*Page text*
▬▬▬▬▬▬

Registration Room: Main Lecture Hall

BPS Algebras for Toric Calabi-Yau Manifolds (Masahito Yamazaki) Room: Main Lecture Hall I will discuss old and new developments for BPS state counting problems for toric Calabi-Yau manifolds. The main ingredients will include quivers, crystals and quiver Yangians.

Informal Discussion Session Room: Main Lecture Hall

Discussion Session Room: Main Lecture Hall

Informal Discussion Session Room: Main Lecture Hall

State Counting and Topology with Quantum Modular Forms (Miranda Cheng) Room: Main Lecture Hall Quantum modular forms are functions with delicate modular properties that generalize mock modular forms. The q-series 3-manifold invariants provide new insights and computational tools in 3-manifold topology, 3d SQFT, and M-theory compactifications. In this talk I will survey the relation between these q-series invariants and quantum modular form.

Modularity of BPS indices on Calabi-Yau threefolds (Boris Pioline) Room: Main Lecture Hall Unlike in cases with maximal or half-maximal supersymmetry, the spectrum of BPS states in type II string theory compactified on a Calabi-Yau threefold with generic SU(3) holonomy remains partially understood. Mathematically, the BPS indices coincide with the generalized Donaldson-Thomas invariants associated to the derived category of coherent sheaves, but they are rarely known explicitly. String dualities indicate that suitable generating series of rank 0 Donaldson-Thomas invariants counting D4-D2-D0 bound states should transform as vector-valued mock modular forms, in a precise sense. I will spell out and test these predictions in the case of one-modulus compact Calabi-Yau threefolds such as the quintic hypersurface in $P^4$, where rank 0 DT invariants can (at least in principle) be computed from Gopakumar-Vafa invariants, using recent mathematical results by S. Feyzbakhsh and R. Thomas.

▬▬▬▬▬▬

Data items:
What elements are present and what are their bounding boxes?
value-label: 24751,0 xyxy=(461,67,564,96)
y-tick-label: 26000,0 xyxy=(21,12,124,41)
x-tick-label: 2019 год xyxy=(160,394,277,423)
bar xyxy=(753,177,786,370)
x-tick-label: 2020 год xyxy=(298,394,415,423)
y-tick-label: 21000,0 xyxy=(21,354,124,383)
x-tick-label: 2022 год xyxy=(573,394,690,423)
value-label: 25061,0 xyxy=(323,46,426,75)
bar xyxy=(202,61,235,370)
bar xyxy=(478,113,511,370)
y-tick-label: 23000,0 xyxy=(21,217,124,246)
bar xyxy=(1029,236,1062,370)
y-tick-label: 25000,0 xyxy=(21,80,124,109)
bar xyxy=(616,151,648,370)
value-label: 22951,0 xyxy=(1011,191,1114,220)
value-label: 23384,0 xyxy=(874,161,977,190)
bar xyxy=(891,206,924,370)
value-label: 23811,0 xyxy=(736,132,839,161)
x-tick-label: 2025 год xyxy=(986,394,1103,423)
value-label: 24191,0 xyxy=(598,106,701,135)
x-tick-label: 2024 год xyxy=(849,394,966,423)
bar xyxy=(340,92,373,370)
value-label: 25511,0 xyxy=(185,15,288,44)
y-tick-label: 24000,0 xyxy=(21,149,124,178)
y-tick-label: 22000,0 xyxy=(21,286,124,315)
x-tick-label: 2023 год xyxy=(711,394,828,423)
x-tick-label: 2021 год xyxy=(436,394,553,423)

▬▬▬▬▬▬

Copy word for word the part of the conference schedule from "State Counting and" up to and including "quantum modular form.". Rely only on the conference schedule for this work.

State Counting and Topology with Quantum Modular Forms (Miranda Cheng) Room: Main Lecture Hall Quantum modular forms are functions with delicate modular properties that generalize mock modular forms. The q-series 3-manifold invariants provide new insights and computational tools in 3-manifold topology, 3d SQFT, and M-theory compactifications. In this talk I will survey the relation between these q-series invariants and quantum modular form.